** begin **

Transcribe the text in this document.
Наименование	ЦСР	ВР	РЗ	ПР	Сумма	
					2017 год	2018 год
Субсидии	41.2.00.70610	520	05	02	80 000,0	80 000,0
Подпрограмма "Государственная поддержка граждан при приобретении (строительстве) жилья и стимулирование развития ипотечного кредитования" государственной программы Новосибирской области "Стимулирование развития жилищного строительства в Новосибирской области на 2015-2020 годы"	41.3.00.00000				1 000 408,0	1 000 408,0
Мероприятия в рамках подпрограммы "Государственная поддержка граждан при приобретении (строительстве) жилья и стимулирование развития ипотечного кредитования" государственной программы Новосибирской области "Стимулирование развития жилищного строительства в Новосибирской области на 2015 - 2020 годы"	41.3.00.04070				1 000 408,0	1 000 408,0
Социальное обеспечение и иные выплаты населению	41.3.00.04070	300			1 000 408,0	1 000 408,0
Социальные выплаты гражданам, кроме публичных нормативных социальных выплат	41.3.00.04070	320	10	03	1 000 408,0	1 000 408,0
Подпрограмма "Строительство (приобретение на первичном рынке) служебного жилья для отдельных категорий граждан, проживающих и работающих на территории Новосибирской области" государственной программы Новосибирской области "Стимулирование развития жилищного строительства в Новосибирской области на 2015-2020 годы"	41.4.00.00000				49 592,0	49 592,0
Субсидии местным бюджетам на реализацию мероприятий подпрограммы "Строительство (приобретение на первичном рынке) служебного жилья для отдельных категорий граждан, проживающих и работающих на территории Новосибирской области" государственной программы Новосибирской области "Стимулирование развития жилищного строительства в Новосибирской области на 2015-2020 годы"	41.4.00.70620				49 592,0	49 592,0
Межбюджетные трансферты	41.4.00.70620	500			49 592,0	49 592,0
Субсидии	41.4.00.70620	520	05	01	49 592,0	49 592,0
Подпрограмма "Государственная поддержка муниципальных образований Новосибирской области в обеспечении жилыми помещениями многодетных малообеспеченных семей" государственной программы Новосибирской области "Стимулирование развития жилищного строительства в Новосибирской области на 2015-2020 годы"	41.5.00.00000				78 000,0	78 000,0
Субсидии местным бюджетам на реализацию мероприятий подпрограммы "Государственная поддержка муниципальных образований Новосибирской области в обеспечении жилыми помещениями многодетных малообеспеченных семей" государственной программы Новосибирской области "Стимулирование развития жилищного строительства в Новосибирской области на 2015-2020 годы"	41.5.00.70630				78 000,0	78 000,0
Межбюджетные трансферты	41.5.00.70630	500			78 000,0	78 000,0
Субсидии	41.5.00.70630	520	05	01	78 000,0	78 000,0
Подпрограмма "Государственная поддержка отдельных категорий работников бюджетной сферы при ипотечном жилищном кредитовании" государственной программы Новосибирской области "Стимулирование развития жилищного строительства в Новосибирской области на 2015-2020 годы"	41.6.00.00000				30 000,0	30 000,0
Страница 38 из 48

** end **

Using the material above, report each line where "малообеспеченных" occurs.

TASK RESPONSE:
Подпрограмма "Государственная поддержка муниципальных образований Новосибирской области в обеспечении жилыми помещениями многодетных малообеспеченных семей" государственной программы Новосибирской области "Стимулирование развития жилищного строительства в Новосибирской области на 2015-2020 годы"	41.5.00.00000				78 000,0	78 000,0
Субсидии местным бюджетам на реализацию мероприятий подпрограммы "Государственная поддержка муниципальных образований Новосибирской области в обеспечении жилыми помещениями многодетных малообеспеченных семей" государственной программы Новосибирской области "Стимулирование развития жилищного строительства в Новосибирской области на 2015-2020 годы"	41.5.00.70630				78 000,0	78 000,0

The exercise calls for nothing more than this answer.